REQUEST: All records are to be retyped faithfully and completely.

###

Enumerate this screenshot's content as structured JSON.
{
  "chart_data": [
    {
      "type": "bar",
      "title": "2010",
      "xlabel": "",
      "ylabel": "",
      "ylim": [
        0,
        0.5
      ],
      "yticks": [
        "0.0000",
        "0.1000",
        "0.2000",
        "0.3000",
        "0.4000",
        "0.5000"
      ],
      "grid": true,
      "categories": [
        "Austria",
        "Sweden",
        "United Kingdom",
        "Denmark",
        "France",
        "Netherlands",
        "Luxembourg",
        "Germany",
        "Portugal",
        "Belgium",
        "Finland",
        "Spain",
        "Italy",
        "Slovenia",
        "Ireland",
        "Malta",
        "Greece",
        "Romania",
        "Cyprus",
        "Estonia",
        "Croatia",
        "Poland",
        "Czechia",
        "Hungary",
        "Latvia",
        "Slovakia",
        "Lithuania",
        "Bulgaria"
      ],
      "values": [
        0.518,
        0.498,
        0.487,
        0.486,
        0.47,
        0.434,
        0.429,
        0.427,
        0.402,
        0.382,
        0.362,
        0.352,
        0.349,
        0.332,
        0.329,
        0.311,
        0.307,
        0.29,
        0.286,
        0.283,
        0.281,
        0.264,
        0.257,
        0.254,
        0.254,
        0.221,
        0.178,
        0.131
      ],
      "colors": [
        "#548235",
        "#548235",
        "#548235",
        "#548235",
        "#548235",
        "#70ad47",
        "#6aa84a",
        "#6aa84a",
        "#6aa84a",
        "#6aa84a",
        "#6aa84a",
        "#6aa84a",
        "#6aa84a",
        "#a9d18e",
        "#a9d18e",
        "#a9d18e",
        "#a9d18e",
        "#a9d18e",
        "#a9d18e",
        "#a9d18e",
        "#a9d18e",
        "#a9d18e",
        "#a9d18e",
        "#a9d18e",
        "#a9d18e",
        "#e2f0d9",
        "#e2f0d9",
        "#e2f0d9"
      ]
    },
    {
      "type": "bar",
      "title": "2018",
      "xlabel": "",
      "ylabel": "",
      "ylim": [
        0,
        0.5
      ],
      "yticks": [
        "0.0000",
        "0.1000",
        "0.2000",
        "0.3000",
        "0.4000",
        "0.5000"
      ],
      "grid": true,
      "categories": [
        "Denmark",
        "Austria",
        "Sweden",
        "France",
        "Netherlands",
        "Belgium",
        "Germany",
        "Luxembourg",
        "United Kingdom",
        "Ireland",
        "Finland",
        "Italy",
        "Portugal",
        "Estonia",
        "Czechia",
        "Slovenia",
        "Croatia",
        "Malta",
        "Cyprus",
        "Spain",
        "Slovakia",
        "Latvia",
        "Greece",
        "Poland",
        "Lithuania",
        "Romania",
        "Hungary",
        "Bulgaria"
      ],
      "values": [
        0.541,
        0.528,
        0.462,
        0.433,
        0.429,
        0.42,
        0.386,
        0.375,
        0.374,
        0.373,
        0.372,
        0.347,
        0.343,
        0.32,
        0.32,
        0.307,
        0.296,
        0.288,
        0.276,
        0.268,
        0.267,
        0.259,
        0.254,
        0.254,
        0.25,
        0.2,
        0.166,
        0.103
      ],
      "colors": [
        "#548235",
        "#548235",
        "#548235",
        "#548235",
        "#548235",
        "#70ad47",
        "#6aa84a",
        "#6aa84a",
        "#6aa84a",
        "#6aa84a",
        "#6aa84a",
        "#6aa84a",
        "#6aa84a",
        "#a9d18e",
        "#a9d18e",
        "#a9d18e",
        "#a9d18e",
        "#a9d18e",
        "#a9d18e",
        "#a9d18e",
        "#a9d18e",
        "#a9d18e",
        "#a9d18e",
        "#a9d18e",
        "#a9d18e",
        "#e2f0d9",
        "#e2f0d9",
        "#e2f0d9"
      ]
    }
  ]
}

###

REPLY TO THE TASK:
Enumerate this screenshot's content as structured JSON.
{
  "chart_data": [
    {
      "type": "bar",
      "title": "2010",
      "xlabel": "",
      "ylabel": "",
      "ylim": [
        0,
        0.5
      ],
      "yticks": [
        "0.0000",
        "0.1000",
        "0.2000",
        "0.3000",
        "0.4000",
        "0.5000"
      ],
      "grid": true,
      "categories": [
        "Austria",
        "Sweden",
        "United Kingdom",
        "Denmark",
        "France",
        "Netherlands",
        "Luxembourg",
        "Germany",
        "Portugal",
        "Belgium",
        "Finland",
        "Spain",
        "Italy",
        "Slovenia",
        "Ireland",
        "Malta",
        "Greece",
        "Romania",
        "Cyprus",
        "Estonia",
        "Croatia",
        "Poland",
        "Czechia",
        "Hungary",
        "Latvia",
        "Slovakia",
        "Lithuania",
        "Bulgaria"
      ],
      "values": [
        0.518,
        0.498,
        0.487,
        0.486,
        0.47,
        0.434,
        0.429,
        0.427,
        0.402,
        0.382,
        0.362,
        0.352,
        0.349,
        0.332,
        0.329,
        0.311,
        0.307,
        0.29,
        0.286,
        0.283,
        0.281,
        0.264,
        0.257,
        0.254,
        0.254,
        0.221,
        0.178,
        0.131
      ],
      "colors": [
        "#548235",
        "#548235",
        "#548235",
        "#548235",
        "#548235",
        "#70ad47",
        "#6aa84a",
        "#6aa84a",
        "#6aa84a",
        "#6aa84a",
        "#6aa84a",
        "#6aa84a",
        "#6aa84a",
        "#a9d18e",
        "#a9d18e",
        "#a9d18e",
        "#a9d18e",
        "#a9d18e",
        "#a9d18e",
        "#a9d18e",
        "#a9d18e",
        "#a9d18e",
        "#a9d18e",
        "#a9d18e",
        "#a9d18e",
        "#e2f0d9",
        "#e2f0d9",
        "#e2f0d9"
      ]
    },
    {
      "type": "bar",
      "title": "2018",
      "xlabel": "",
      "ylabel": "",
      "ylim": [
        0,
        0.5
      ],
      "yticks": [
        "0.0000",
        "0.1000",
        "0.2000",
        "0.3000",
        "0.4000",
        "0.5000"
      ],
      "grid": true,
      "categories": [
        "Denmark",
        "Austria",
        "Sweden",
        "France",
        "Netherlands",
        "Belgium",
        "Germany",
        "Luxembourg",
        "United Kingdom",
        "Ireland",
        "Finland",
        "Italy",
        "Portugal",
        "Estonia",
        "Czechia",
        "Slovenia",
        "Croatia",
        "Malta",
        "Cyprus",
        "Spain",
        "Slovakia",
        "Latvia",
        "Greece",
        "Poland",
        "Lithuania",
        "Romania",
        "Hungary",
        "Bulgaria"
      ],
      "values": [
        0.541,
        0.528,
        0.462,
        0.433,
        0.429,
        0.42,
        0.386,
        0.375,
        0.374,
        0.373,
        0.372,
        0.347,
        0.343,
        0.32,
        0.32,
        0.307,
        0.296,
        0.288,
        0.276,
        0.268,
        0.267,
        0.259,
        0.254,
        0.254,
        0.25,
        0.2,
        0.166,
        0.103
      ],
      "colors": [
        "#548235",
        "#548235",
        "#548235",
        "#548235",
        "#548235",
        "#70ad47",
        "#6aa84a",
        "#6aa84a",
        "#6aa84a",
        "#6aa84a",
        "#6aa84a",
        "#6aa84a",
        "#6aa84a",
        "#a9d18e",
        "#a9d18e",
        "#a9d18e",
        "#a9d18e",
        "#a9d18e",
        "#a9d18e",
        "#a9d18e",
        "#a9d18e",
        "#a9d18e",
        "#a9d18e",
        "#a9d18e",
        "#a9d18e",
        "#e2f0d9",
        "#e2f0d9",
        "#e2f0d9"
      ]
    }
  ]
}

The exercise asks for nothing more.